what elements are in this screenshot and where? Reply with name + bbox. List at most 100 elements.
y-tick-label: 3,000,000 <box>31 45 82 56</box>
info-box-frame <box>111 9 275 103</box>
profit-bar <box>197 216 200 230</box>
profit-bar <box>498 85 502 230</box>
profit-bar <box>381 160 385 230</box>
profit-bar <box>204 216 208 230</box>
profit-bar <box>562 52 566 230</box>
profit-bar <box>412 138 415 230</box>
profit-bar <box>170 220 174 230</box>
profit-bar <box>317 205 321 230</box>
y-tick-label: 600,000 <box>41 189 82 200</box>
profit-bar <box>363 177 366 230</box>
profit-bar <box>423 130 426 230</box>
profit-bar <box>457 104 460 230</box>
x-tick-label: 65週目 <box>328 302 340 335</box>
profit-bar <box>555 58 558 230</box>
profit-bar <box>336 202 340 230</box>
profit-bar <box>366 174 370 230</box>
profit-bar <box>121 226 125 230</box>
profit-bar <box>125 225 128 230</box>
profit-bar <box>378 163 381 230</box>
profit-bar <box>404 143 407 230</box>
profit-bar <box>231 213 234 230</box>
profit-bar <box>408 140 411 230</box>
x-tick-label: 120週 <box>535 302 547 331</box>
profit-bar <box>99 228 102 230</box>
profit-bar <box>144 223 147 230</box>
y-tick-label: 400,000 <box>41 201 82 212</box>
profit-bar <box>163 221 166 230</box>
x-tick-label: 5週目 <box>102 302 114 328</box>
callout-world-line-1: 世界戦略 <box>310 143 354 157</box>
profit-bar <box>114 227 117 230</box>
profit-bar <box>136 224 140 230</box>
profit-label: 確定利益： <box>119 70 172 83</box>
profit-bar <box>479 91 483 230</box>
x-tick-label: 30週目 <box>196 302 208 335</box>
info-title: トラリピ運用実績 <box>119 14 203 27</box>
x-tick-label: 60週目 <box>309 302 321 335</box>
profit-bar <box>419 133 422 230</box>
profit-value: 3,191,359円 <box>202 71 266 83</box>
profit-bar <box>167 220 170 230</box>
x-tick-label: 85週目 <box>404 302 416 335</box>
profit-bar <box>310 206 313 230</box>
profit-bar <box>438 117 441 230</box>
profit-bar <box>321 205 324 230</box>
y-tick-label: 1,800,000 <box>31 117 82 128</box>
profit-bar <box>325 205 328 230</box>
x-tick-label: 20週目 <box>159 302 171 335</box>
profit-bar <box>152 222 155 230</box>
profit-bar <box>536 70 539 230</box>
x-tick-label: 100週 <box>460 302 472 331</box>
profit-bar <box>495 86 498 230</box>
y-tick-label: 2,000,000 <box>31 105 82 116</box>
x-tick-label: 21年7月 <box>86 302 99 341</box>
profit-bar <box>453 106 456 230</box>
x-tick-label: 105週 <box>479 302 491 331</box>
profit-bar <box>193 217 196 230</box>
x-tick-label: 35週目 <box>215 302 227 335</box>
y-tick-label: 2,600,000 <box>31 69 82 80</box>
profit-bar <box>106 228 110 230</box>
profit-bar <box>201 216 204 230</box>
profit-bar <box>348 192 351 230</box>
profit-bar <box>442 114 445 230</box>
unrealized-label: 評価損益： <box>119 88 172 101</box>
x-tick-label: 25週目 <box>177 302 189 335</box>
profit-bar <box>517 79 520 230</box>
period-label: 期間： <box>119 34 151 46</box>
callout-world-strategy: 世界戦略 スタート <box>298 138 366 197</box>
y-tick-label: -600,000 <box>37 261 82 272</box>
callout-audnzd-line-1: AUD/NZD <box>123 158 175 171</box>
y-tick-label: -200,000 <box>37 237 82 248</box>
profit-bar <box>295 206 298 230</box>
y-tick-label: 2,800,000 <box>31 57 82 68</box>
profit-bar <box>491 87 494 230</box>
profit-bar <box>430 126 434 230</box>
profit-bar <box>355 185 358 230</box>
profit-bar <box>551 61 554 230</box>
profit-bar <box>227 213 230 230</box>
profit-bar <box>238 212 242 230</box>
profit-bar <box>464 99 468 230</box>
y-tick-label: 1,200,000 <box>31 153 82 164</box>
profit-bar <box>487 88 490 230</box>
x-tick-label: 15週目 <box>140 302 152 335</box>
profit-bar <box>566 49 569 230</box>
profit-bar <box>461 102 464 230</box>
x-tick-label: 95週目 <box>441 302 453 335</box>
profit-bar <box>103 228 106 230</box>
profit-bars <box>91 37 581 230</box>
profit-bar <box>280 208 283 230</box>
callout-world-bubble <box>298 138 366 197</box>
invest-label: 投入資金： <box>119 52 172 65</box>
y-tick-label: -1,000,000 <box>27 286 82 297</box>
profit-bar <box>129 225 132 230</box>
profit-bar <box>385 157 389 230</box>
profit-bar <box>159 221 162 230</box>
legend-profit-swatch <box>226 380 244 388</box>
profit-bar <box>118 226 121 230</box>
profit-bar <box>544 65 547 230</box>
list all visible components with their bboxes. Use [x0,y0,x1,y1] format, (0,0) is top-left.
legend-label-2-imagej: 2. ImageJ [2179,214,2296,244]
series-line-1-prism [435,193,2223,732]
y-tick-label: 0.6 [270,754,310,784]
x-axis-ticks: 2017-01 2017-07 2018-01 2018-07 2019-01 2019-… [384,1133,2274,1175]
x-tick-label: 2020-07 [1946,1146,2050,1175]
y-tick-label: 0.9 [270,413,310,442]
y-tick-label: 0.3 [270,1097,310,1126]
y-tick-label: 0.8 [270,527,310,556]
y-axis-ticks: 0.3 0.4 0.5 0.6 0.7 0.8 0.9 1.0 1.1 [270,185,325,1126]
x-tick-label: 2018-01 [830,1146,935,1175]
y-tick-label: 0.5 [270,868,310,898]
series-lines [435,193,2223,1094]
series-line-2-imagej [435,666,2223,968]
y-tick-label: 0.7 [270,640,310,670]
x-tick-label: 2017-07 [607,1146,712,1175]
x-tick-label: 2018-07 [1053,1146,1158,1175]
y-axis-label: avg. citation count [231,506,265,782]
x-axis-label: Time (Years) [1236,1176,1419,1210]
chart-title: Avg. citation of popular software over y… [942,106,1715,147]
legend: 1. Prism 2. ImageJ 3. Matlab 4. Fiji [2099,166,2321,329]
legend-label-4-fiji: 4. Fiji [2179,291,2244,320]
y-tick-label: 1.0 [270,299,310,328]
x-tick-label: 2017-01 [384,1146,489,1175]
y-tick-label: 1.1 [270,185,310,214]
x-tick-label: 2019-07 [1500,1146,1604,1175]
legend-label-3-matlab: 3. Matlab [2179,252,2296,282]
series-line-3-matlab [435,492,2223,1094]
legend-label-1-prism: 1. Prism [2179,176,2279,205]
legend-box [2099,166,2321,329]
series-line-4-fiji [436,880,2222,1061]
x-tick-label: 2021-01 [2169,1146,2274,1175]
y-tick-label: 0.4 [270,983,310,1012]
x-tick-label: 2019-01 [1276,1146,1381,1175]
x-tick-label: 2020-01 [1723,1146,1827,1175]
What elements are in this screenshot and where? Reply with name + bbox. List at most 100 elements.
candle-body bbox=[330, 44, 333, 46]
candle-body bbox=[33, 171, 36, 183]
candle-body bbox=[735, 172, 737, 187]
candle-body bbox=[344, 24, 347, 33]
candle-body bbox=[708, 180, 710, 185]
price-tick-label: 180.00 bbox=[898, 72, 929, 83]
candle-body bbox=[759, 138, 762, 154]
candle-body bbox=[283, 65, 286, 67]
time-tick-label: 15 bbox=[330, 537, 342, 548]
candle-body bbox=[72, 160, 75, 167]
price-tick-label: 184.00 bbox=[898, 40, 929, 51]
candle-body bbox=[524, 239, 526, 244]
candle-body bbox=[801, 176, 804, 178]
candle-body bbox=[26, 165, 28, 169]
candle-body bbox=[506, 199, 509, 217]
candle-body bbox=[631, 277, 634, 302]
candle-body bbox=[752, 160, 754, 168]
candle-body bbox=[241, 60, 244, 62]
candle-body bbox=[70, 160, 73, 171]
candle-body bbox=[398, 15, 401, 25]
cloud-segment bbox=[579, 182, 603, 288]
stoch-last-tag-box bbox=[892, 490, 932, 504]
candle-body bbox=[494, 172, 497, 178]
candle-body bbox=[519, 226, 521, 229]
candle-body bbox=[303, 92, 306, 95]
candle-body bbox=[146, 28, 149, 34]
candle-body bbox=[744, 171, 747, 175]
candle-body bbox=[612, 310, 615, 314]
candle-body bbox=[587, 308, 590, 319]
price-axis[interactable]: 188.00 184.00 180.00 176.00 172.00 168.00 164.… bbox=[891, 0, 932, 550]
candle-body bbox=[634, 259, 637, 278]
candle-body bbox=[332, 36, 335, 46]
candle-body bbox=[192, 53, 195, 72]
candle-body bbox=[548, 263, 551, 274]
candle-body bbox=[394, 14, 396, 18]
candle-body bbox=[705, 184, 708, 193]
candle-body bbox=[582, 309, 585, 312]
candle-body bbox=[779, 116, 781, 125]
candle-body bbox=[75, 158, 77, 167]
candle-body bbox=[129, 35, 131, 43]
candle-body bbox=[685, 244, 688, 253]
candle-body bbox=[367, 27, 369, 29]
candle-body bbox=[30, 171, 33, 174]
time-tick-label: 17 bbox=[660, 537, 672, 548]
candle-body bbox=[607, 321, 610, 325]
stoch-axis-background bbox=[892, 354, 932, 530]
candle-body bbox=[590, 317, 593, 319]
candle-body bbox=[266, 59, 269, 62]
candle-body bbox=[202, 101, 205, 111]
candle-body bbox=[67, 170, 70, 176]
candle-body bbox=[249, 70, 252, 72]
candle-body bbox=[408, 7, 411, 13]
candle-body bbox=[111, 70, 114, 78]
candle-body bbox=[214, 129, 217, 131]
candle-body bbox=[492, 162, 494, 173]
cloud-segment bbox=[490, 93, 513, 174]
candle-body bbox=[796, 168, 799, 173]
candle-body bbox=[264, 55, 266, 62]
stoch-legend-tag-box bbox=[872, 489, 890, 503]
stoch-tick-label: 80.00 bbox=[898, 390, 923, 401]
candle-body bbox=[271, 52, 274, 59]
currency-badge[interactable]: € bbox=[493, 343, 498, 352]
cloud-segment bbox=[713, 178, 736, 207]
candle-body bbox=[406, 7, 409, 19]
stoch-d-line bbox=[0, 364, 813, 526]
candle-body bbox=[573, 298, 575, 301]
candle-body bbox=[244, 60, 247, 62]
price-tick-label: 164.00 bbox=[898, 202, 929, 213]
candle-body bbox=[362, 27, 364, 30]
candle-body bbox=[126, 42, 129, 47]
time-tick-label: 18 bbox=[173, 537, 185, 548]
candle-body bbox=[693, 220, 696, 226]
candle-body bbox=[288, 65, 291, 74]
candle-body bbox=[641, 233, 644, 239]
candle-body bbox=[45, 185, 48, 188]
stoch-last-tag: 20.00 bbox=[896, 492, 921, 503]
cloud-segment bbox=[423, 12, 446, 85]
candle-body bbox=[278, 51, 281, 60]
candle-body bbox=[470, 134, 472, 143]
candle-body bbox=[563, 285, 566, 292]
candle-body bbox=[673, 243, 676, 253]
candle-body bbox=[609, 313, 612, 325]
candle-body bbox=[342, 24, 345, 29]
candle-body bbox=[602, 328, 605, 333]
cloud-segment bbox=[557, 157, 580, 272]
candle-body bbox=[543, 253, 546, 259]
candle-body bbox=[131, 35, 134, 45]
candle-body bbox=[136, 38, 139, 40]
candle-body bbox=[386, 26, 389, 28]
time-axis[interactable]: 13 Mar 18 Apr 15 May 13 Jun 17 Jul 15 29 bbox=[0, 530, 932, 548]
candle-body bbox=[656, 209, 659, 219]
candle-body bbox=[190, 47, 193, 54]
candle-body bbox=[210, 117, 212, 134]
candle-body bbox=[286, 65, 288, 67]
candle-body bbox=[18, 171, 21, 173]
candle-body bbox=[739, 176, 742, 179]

_ _ _ _ _ _ _

* _What the exercise asks_: Starting at the top of the listing and ending with the line that contains "profit-bar <box>498 85 502 230</box>", format those lines as a numbered list, skipping any blank lines.

* _Result of this exercise_:
1. what elements are in this screenshot and where? Reply with name + bbox. List at most 100 elements.
2. y-tick-label: 3,000,000 <box>31 45 82 56</box>
3. info-box-frame <box>111 9 275 103</box>
4. profit-bar <box>197 216 200 230</box>
5. profit-bar <box>498 85 502 230</box>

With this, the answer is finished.